» SUPPLIED TEXT:
■ ■ ■

Perhaps a character near the beginning of file test_parser.c is misinterpreted 
as end of file for some reason?

Original comment by joergbuc...@gmail.com on 1 Mar 2011 at 1:05

Attachments:

GoogleCodeExporter commented 9 years ago
BTW, when do you expect the new release to be deployed to Maven Central?

Original comment by joergbuc...@gmail.com on 1 Mar 2011 at 1:07

GoogleCodeExporter commented 9 years ago
Hi, I ran a test on this archive, but I don't get any error; and the 
file(attached) is also fully extracted. Could you please retest, the latest 
version is available in Maven central now.

Original comment by xeus....@gmail.com on 2 Mar 2011 at 10:03

Attachments:

GoogleCodeExporter commented 9 years ago
Verified FIX OK.

My tests run green now. Thanks!

(Just FYI ... had to reconfigure Maven settings since the UK mirror at 
uk.maven.org did not yet pick up changes from Maven Central.)

■ ■ ■

» LISTING:
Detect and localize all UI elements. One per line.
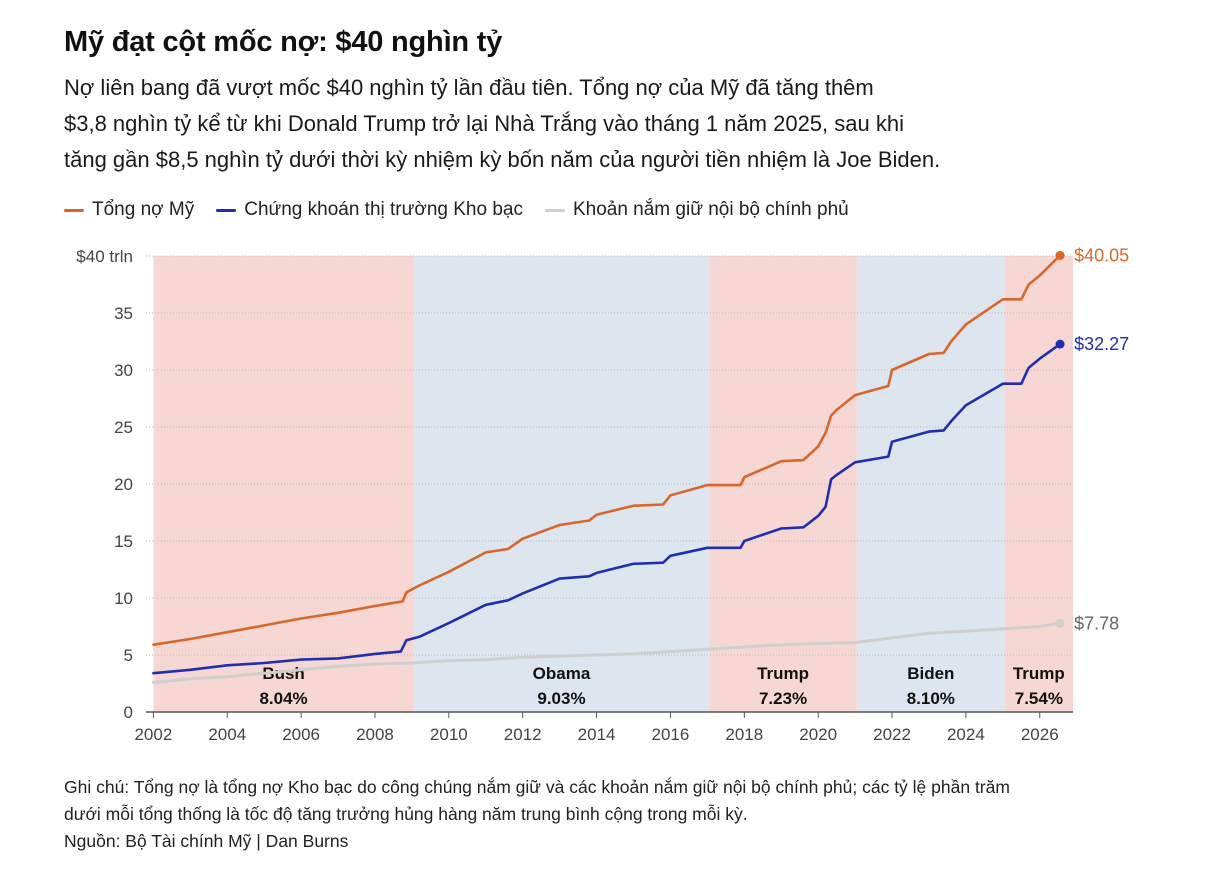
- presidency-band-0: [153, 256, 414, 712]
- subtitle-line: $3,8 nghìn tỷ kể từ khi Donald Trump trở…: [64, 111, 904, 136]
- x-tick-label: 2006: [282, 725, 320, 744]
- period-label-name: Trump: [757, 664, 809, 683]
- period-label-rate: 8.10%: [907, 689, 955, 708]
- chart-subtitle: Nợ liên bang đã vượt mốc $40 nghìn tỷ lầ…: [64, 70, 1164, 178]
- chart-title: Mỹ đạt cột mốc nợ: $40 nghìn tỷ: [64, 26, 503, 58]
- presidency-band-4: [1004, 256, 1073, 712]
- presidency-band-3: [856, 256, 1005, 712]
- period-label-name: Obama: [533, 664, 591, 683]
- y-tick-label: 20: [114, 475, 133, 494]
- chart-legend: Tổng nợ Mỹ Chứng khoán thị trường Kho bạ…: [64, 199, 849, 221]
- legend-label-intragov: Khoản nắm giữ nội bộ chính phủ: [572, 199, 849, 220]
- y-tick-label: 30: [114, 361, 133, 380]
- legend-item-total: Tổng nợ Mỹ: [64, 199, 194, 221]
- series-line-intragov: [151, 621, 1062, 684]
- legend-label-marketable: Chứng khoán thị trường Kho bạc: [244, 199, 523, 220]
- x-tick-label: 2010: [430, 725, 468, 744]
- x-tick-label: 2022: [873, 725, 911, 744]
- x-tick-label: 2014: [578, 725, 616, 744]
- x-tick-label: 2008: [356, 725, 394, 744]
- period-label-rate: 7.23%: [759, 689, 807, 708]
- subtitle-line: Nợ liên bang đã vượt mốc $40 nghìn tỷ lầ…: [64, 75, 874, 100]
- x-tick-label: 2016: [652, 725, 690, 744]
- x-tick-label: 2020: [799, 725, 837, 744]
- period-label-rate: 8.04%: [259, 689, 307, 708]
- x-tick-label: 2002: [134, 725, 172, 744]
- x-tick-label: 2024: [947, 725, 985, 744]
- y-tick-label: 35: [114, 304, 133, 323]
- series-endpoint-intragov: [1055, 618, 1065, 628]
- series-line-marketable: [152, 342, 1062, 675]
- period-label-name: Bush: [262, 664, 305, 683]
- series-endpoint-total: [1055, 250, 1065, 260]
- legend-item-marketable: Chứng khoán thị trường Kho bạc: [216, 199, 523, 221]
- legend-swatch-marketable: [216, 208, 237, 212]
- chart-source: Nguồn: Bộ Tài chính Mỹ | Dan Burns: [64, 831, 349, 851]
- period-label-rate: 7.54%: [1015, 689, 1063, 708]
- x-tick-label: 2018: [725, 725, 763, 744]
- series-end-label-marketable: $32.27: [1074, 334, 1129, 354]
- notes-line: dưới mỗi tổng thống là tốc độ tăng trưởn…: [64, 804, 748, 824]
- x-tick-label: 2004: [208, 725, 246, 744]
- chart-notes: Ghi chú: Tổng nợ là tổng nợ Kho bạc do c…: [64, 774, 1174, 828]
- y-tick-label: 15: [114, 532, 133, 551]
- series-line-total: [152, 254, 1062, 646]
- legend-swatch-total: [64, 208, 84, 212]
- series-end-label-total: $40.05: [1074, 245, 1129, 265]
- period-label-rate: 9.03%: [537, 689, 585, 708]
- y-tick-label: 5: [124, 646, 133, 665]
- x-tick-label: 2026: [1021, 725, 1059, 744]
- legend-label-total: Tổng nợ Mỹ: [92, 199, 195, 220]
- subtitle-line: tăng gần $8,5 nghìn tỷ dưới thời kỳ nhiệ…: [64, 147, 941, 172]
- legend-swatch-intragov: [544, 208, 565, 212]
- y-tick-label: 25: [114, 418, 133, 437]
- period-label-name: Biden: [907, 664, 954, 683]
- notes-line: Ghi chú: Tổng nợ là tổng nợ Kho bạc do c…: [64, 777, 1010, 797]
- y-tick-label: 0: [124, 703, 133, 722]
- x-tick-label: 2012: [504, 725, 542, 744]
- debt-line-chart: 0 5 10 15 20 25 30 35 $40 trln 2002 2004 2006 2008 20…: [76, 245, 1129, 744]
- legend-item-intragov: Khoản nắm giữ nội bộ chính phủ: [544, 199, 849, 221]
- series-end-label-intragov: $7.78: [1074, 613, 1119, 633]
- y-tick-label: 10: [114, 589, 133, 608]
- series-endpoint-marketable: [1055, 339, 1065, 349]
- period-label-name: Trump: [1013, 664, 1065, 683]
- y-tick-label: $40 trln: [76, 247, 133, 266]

■ ■ ■

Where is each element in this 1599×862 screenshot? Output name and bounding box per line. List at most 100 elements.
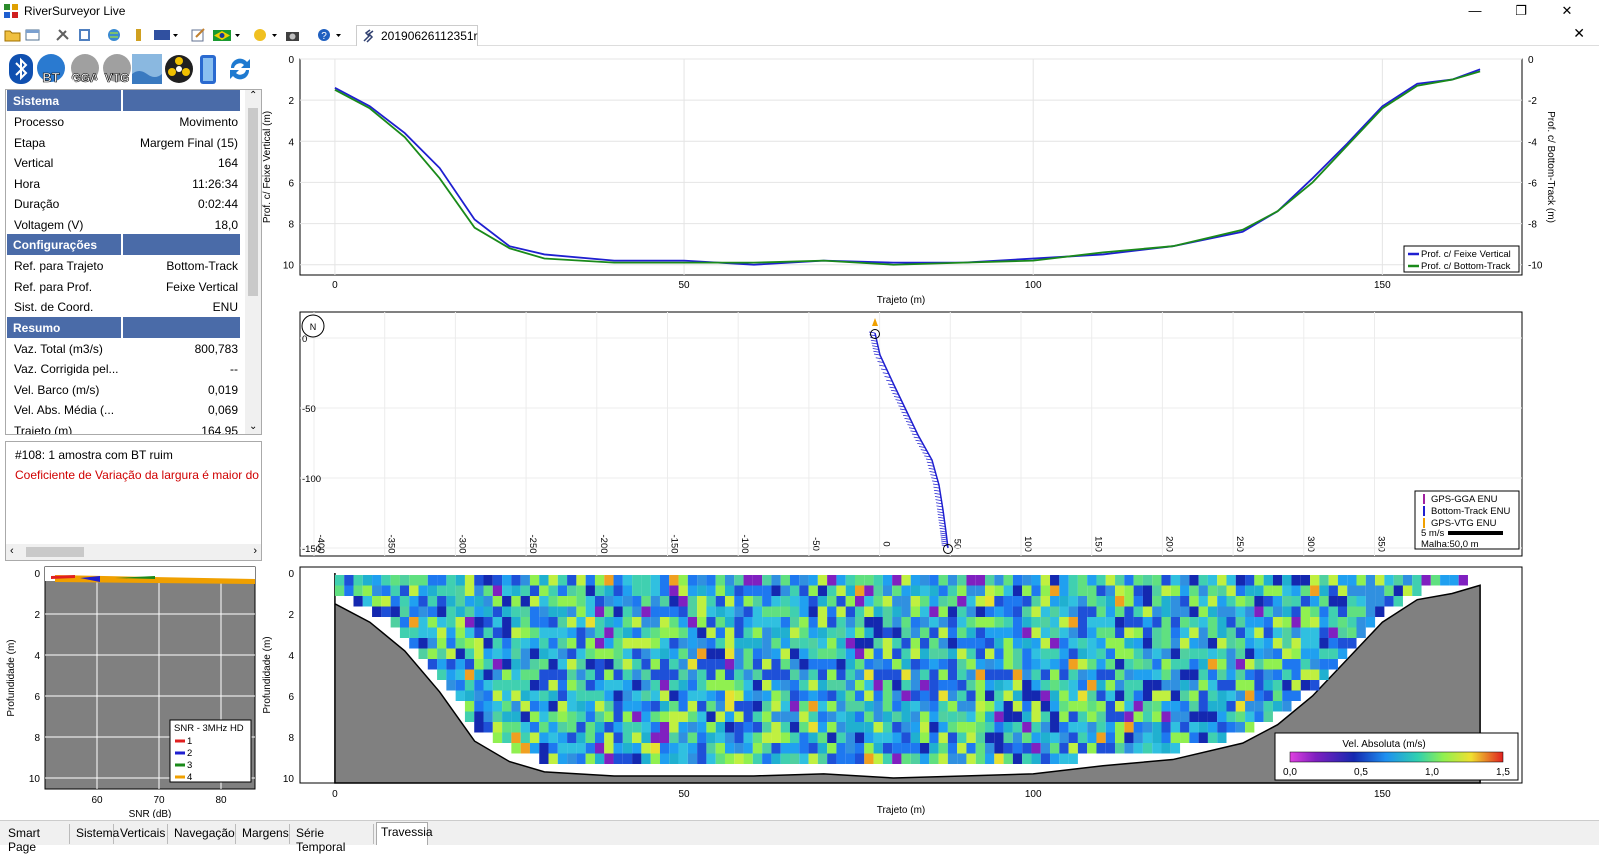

■ ■ ■

» AIM OF THE EXERCISE:
Continue the issue thread about the archive extraction error from its last sentence. The lines have nothing to do with the issue thread about the archive extraction error.

» FINAL RESULT:
Original comment by joergbuc...@gmail.com on 2 Mar 2011 at 12:04

GoogleCodeExporter commented 9 years ago
I know this issue is fixed but I wanted to know what were the results of your 
comparison of the TAR libraries? 

I also wanted to know from the original author why they created JTAR and not 
used one of the existing libraries out there?  Was it performance reasons or 
some bug you ran into etc?

Original comment by mellowaredev on 6 May 2011 at 2:08

GoogleCodeExporter commented 9 years ago
will check with my employer, if it's OK to share comparison results

Original comment by joergbuc...@gmail.com on 10 May 2011 at 8:48

GoogleCodeExporter commented 9 years ago
Thanks for checking.  The reason I ask is under heavy CPU load I am seeing some 
weird anomalies processing with Commons Compress 1.1.   I looked at JTAR code 
and noticed it is doing a lot less complex logic with the byte stream so I am 
hoping it might fix my issue.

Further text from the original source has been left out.